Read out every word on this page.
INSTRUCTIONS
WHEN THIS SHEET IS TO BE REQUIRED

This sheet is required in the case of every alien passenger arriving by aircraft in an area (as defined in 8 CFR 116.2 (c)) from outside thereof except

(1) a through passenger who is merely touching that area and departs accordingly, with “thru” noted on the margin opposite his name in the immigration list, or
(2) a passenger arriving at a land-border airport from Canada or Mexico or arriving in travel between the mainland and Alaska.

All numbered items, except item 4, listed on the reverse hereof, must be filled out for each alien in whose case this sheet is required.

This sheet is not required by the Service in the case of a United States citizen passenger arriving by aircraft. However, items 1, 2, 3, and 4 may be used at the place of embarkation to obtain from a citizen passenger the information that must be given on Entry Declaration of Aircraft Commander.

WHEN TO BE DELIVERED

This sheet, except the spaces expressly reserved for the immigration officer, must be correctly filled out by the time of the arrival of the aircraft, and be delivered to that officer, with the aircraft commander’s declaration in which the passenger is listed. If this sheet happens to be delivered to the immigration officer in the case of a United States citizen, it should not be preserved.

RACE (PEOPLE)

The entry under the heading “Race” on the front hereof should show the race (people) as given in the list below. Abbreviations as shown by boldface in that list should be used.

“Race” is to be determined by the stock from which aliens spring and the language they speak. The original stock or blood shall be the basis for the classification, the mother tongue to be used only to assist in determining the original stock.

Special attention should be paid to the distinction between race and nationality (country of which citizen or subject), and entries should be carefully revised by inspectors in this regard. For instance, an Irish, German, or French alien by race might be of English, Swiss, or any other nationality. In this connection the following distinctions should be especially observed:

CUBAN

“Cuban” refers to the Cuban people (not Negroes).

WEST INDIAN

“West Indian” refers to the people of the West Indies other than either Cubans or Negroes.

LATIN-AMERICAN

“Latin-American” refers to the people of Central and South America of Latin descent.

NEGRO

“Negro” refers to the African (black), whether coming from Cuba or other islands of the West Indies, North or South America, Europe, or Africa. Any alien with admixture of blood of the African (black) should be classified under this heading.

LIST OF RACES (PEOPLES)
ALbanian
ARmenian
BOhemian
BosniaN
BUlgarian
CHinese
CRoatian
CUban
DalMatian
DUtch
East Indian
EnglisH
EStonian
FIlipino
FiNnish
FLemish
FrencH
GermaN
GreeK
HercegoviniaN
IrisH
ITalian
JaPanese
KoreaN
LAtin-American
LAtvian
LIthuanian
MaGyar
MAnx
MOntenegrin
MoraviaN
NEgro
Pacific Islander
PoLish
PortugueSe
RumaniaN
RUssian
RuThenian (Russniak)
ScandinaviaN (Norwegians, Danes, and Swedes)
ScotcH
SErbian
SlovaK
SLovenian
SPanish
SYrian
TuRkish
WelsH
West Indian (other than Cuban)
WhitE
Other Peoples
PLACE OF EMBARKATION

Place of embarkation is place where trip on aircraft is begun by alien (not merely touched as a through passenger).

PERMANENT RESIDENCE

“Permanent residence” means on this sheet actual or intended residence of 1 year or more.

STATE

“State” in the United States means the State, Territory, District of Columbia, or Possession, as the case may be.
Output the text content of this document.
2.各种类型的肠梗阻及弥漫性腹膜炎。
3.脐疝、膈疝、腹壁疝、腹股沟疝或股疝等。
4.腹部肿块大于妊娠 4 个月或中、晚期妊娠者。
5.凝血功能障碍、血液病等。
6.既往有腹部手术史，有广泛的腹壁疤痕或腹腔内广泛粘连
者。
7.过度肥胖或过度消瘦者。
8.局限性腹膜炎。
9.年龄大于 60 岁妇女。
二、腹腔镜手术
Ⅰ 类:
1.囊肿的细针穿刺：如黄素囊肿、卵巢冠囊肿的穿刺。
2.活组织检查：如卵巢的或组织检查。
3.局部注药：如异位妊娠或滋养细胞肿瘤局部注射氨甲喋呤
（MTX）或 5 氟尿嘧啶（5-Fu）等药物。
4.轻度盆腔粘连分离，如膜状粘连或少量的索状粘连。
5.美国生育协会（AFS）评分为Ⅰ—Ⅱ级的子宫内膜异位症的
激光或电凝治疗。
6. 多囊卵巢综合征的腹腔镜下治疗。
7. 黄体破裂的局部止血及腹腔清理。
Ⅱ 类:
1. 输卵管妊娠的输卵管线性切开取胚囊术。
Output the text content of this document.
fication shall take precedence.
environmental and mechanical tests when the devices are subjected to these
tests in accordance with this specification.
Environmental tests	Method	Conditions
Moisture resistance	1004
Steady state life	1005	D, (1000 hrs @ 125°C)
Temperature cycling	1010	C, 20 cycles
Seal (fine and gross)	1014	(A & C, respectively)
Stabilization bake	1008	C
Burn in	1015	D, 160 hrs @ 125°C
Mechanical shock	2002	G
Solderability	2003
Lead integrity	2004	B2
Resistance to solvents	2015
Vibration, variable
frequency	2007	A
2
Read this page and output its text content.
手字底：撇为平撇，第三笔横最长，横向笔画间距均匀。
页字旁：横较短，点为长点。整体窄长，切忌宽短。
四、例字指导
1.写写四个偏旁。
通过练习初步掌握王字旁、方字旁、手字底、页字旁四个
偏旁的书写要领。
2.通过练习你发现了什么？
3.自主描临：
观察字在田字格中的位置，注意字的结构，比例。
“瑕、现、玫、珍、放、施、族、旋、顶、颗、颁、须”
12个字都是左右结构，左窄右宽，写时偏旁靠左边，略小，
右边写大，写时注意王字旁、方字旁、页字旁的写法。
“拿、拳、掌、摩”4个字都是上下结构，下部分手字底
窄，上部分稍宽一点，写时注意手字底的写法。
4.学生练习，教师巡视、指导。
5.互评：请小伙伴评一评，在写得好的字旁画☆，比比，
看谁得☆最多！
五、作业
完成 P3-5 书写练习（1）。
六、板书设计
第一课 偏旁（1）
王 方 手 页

━━━━━━━━━━━━━━━━━━━━━━━━━━━━━━

EXERCISE DETAILS: Write out every record, exactly as written.

CORRECT ANSWER:
Read out every word on this page.
INSTRUCTIONS
WHEN THIS SHEET IS TO BE REQUIRED

This sheet is required in the case of every alien passenger arriving by aircraft in an area (as defined in 8 CFR 116.2 (c)) from outside thereof except

(1) a through passenger who is merely touching that area and departs accordingly, with “thru” noted on the margin opposite his name in the immigration list, or
(2) a passenger arriving at a land-border airport from Canada or Mexico or arriving in travel between the mainland and Alaska.

All numbered items, except item 4, listed on the reverse hereof, must be filled out for each alien in whose case this sheet is required.

This sheet is not required by the Service in the case of a United States citizen passenger arriving by aircraft. However, items 1, 2, 3, and 4 may be used at the place of embarkation to obtain from a citizen passenger the information that must be given on Entry Declaration of Aircraft Commander.

WHEN TO BE DELIVERED

This sheet, except the spaces expressly reserved for the immigration officer, must be correctly filled out by the time of the arrival of the aircraft, and be delivered to that officer, with the aircraft commander’s declaration in which the passenger is listed. If this sheet happens to be delivered to the immigration officer in the case of a United States citizen, it should not be preserved.

RACE (PEOPLE)

The entry under the heading “Race” on the front hereof should show the race (people) as given in the list below. Abbreviations as shown by boldface in that list should be used.

“Race” is to be determined by the stock from which aliens spring and the language they speak. The original stock or blood shall be the basis for the classification, the mother tongue to be used only to assist in determining the original stock.

Special attention should be paid to the distinction between race and nationality (country of which citizen or subject), and entries should be carefully revised by inspectors in this regard. For instance, an Irish, German, or French alien by race might be of English, Swiss, or any other nationality. In this connection the following distinctions should be especially observed:

CUBAN

“Cuban” refers to the Cuban people (not Negroes).

WEST INDIAN

“West Indian” refers to the people of the West Indies other than either Cubans or Negroes.

LATIN-AMERICAN

“Latin-American” refers to the people of Central and South America of Latin descent.

NEGRO

“Negro” refers to the African (black), whether coming from Cuba or other islands of the West Indies, North or South America, Europe, or Africa. Any alien with admixture of blood of the African (black) should be classified under this heading.

LIST OF RACES (PEOPLES)
ALbanian
ARmenian
BOhemian
BosniaN
BUlgarian
CHinese
CRoatian
CUban
DalMatian
DUtch
East Indian
EnglisH
EStonian
FIlipino
FiNnish
FLemish
FrencH
GermaN
GreeK
HercegoviniaN
IrisH
ITalian
JaPanese
KoreaN
LAtin-American
LAtvian
LIthuanian
MaGyar
MAnx
MOntenegrin
MoraviaN
NEgro
Pacific Islander
PoLish
PortugueSe
RumaniaN
RUssian
RuThenian (Russniak)
ScandinaviaN (Norwegians, Danes, and Swedes)
ScotcH
SErbian
SlovaK
SLovenian
SPanish
SYrian
TuRkish
WelsH
West Indian (other than Cuban)
WhitE
Other Peoples
PLACE OF EMBARKATION

Place of embarkation is place where trip on aircraft is begun by alien (not merely touched as a through passenger).

PERMANENT RESIDENCE

“Permanent residence” means on this sheet actual or intended residence of 1 year or more.

STATE

“State” in the United States means the State, Territory, District of Columbia, or Possession, as the case may be.
Output the text content of this document.
2.各种类型的肠梗阻及弥漫性腹膜炎。
3.脐疝、膈疝、腹壁疝、腹股沟疝或股疝等。
4.腹部肿块大于妊娠 4 个月或中、晚期妊娠者。
5.凝血功能障碍、血液病等。
6.既往有腹部手术史，有广泛的腹壁疤痕或腹腔内广泛粘连
者。
7.过度肥胖或过度消瘦者。
8.局限性腹膜炎。
9.年龄大于 60 岁妇女。
二、腹腔镜手术
Ⅰ 类:
1.囊肿的细针穿刺：如黄素囊肿、卵巢冠囊肿的穿刺。
2.活组织检查：如卵巢的或组织检查。
3.局部注药：如异位妊娠或滋养细胞肿瘤局部注射氨甲喋呤
（MTX）或 5 氟尿嘧啶（5-Fu）等药物。
4.轻度盆腔粘连分离，如膜状粘连或少量的索状粘连。
5.美国生育协会（AFS）评分为Ⅰ—Ⅱ级的子宫内膜异位症的
激光或电凝治疗。
6. 多囊卵巢综合征的腹腔镜下治疗。
7. 黄体破裂的局部止血及腹腔清理。
Ⅱ 类:
1. 输卵管妊娠的输卵管线性切开取胚囊术。
Output the text content of this document.
fication shall take precedence.
environmental and mechanical tests when the devices are subjected to these
tests in accordance with this specification.
Environmental tests	Method	Conditions
Moisture resistance	1004
Steady state life	1005	D, (1000 hrs @ 125°C)
Temperature cycling	1010	C, 20 cycles
Seal (fine and gross)	1014	(A & C, respectively)
Stabilization bake	1008	C
Burn in	1015	D, 160 hrs @ 125°C
Mechanical shock	2002	G
Solderability	2003
Lead integrity	2004	B2
Resistance to solvents	2015
Vibration, variable
frequency	2007	A
2
Read this page and output its text content.
手字底：撇为平撇，第三笔横最长，横向笔画间距均匀。
页字旁：横较短，点为长点。整体窄长，切忌宽短。
四、例字指导
1.写写四个偏旁。
通过练习初步掌握王字旁、方字旁、手字底、页字旁四个
偏旁的书写要领。
2.通过练习你发现了什么？
3.自主描临：
观察字在田字格中的位置，注意字的结构，比例。
“瑕、现、玫、珍、放、施、族、旋、顶、颗、颁、须”
12个字都是左右结构，左窄右宽，写时偏旁靠左边，略小，
右边写大，写时注意王字旁、方字旁、页字旁的写法。
“拿、拳、掌、摩”4个字都是上下结构，下部分手字底
窄，上部分稍宽一点，写时注意手字底的写法。
4.学生练习，教师巡视、指导。
5.互评：请小伙伴评一评，在写得好的字旁画☆，比比，
看谁得☆最多！
五、作业
完成 P3-5 书写练习（1）。
六、板书设计
第一课 偏旁（1）
王 方 手 页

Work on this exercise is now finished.